**STATED PROBLEM**
Take the data that follows and retype it word for word.

[BEGIN RECORDS FOR THIS EXERCISE]

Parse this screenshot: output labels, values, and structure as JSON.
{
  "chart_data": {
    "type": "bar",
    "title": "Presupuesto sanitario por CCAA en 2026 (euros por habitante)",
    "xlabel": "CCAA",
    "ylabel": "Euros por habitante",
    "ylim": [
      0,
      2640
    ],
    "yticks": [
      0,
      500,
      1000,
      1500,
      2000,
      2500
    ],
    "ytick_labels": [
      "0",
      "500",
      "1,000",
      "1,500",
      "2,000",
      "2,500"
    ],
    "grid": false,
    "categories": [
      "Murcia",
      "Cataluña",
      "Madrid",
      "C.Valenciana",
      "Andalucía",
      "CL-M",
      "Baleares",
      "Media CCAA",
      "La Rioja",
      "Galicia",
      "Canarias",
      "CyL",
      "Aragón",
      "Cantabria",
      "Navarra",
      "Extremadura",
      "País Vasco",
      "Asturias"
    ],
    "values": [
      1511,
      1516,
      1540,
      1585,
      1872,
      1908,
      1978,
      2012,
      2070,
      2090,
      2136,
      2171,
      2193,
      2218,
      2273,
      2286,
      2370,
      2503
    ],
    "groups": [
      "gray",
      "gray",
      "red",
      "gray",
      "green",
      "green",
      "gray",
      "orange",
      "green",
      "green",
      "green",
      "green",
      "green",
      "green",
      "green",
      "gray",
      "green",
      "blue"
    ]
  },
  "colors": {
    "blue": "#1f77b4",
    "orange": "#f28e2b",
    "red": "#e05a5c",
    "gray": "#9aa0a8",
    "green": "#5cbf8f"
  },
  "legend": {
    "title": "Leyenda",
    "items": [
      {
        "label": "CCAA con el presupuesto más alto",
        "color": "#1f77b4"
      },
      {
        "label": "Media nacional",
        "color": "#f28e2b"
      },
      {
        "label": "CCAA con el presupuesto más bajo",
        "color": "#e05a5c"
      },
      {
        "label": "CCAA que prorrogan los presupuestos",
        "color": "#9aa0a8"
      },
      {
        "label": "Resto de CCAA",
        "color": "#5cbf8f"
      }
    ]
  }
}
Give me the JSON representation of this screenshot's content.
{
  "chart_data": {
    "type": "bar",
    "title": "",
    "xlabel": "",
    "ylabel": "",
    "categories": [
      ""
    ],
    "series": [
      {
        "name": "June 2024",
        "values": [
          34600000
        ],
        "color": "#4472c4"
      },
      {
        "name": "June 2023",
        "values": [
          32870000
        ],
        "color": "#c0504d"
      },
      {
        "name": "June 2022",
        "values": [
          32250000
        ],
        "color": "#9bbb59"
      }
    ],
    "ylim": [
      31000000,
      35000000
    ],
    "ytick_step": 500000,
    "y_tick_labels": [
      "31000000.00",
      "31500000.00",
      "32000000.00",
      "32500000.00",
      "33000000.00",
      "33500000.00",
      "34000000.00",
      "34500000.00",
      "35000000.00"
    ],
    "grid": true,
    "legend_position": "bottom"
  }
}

[END RECORDS FOR THIS EXERCISE]

**ANSWER**
Parse this screenshot: output labels, values, and structure as JSON.
{
  "chart_data": {
    "type": "bar",
    "title": "Presupuesto sanitario por CCAA en 2026 (euros por habitante)",
    "xlabel": "CCAA",
    "ylabel": "Euros por habitante",
    "ylim": [
      0,
      2640
    ],
    "yticks": [
      0,
      500,
      1000,
      1500,
      2000,
      2500
    ],
    "ytick_labels": [
      "0",
      "500",
      "1,000",
      "1,500",
      "2,000",
      "2,500"
    ],
    "grid": false,
    "categories": [
      "Murcia",
      "Cataluña",
      "Madrid",
      "C.Valenciana",
      "Andalucía",
      "CL-M",
      "Baleares",
      "Media CCAA",
      "La Rioja",
      "Galicia",
      "Canarias",
      "CyL",
      "Aragón",
      "Cantabria",
      "Navarra",
      "Extremadura",
      "País Vasco",
      "Asturias"
    ],
    "values": [
      1511,
      1516,
      1540,
      1585,
      1872,
      1908,
      1978,
      2012,
      2070,
      2090,
      2136,
      2171,
      2193,
      2218,
      2273,
      2286,
      2370,
      2503
    ],
    "groups": [
      "gray",
      "gray",
      "red",
      "gray",
      "green",
      "green",
      "gray",
      "orange",
      "green",
      "green",
      "green",
      "green",
      "green",
      "green",
      "green",
      "gray",
      "green",
      "blue"
    ]
  },
  "colors": {
    "blue": "#1f77b4",
    "orange": "#f28e2b",
    "red": "#e05a5c",
    "gray": "#9aa0a8",
    "green": "#5cbf8f"
  },
  "legend": {
    "title": "Leyenda",
    "items": [
      {
        "label": "CCAA con el presupuesto más alto",
        "color": "#1f77b4"
      },
      {
        "label": "Media nacional",
        "color": "#f28e2b"
      },
      {
        "label": "CCAA con el presupuesto más bajo",
        "color": "#e05a5c"
      },
      {
        "label": "CCAA que prorrogan los presupuestos",
        "color": "#9aa0a8"
      },
      {
        "label": "Resto de CCAA",
        "color": "#5cbf8f"
      }
    ]
  }
}
Give me the JSON representation of this screenshot's content.
{
  "chart_data": {
    "type": "bar",
    "title": "",
    "xlabel": "",
    "ylabel": "",
    "categories": [
      ""
    ],
    "series": [
      {
        "name": "June 2024",
        "values": [
          34600000
        ],
        "color": "#4472c4"
      },
      {
        "name": "June 2023",
        "values": [
          32870000
        ],
        "color": "#c0504d"
      },
      {
        "name": "June 2022",
        "values": [
          32250000
        ],
        "color": "#9bbb59"
      }
    ],
    "ylim": [
      31000000,
      35000000
    ],
    "ytick_step": 500000,
    "y_tick_labels": [
      "31000000.00",
      "31500000.00",
      "32000000.00",
      "32500000.00",
      "33000000.00",
      "33500000.00",
      "34000000.00",
      "34500000.00",
      "35000000.00"
    ],
    "grid": true,
    "legend_position": "bottom"
  }
}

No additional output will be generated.